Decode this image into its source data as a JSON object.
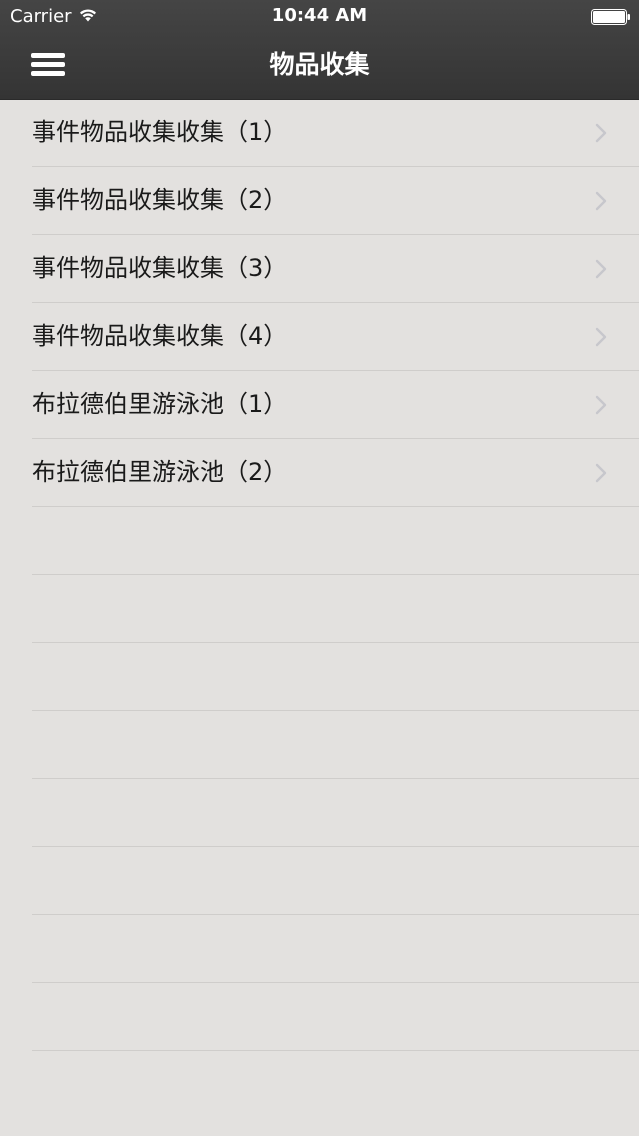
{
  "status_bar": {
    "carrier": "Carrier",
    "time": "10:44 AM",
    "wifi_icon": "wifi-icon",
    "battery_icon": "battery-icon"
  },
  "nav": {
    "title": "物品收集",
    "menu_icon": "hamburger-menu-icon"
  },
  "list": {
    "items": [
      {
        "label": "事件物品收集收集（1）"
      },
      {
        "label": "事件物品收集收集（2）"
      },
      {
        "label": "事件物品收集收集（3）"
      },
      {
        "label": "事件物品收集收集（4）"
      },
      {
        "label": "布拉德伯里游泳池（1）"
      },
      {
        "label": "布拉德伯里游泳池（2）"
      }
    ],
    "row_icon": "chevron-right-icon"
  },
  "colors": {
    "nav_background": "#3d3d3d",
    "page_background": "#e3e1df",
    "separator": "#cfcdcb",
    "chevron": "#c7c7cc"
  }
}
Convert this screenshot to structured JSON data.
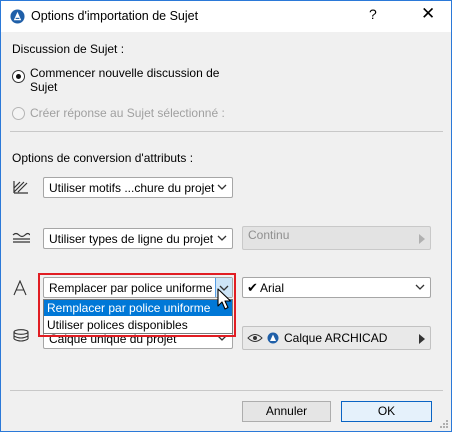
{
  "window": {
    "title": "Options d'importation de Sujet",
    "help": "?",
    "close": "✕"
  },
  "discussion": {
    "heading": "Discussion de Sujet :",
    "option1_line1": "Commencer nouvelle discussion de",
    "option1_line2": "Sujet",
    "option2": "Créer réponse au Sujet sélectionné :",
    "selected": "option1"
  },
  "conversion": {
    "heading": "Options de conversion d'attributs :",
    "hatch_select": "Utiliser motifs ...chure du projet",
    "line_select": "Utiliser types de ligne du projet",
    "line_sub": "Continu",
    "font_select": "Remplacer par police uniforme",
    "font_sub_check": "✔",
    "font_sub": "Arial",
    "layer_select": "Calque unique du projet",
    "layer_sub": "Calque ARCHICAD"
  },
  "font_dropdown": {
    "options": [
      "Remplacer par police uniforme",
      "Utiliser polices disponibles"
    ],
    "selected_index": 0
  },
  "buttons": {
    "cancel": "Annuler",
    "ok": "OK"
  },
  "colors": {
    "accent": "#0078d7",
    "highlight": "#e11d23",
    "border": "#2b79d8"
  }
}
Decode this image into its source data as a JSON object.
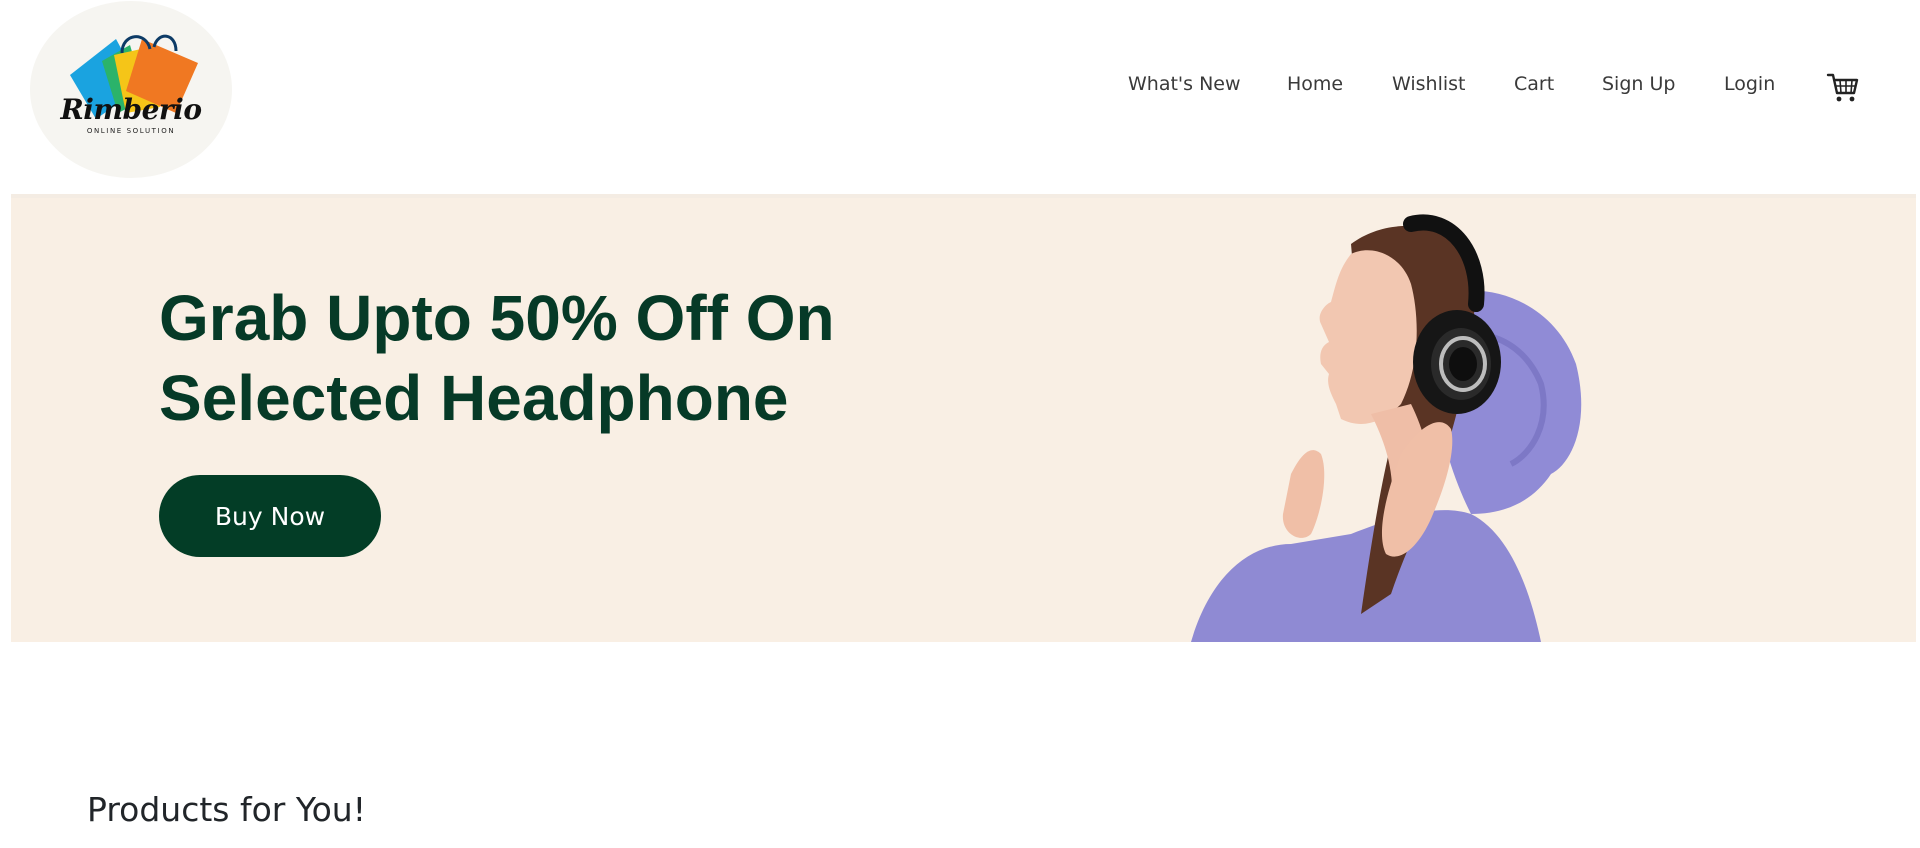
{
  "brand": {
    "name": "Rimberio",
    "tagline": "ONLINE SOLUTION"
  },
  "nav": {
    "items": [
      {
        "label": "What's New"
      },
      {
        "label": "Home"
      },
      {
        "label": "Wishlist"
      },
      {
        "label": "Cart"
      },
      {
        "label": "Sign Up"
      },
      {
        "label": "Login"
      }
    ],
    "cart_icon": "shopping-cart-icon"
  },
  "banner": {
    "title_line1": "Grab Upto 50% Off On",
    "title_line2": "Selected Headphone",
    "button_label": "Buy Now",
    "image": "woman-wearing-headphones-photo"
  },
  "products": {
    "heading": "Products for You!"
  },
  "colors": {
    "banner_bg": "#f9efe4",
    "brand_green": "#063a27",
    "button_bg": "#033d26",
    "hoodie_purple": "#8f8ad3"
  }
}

....

__PROBLEM TO WORK ON__. Check each line above for the string "projet", then copy the ones that have it.

__TASK SOLUTION__.
    "hatch_select": "Utiliser motifs ...chure du projet",
    "line_select": "Utiliser types de ligne du projet",
    "layer_select": "Calque unique du projet",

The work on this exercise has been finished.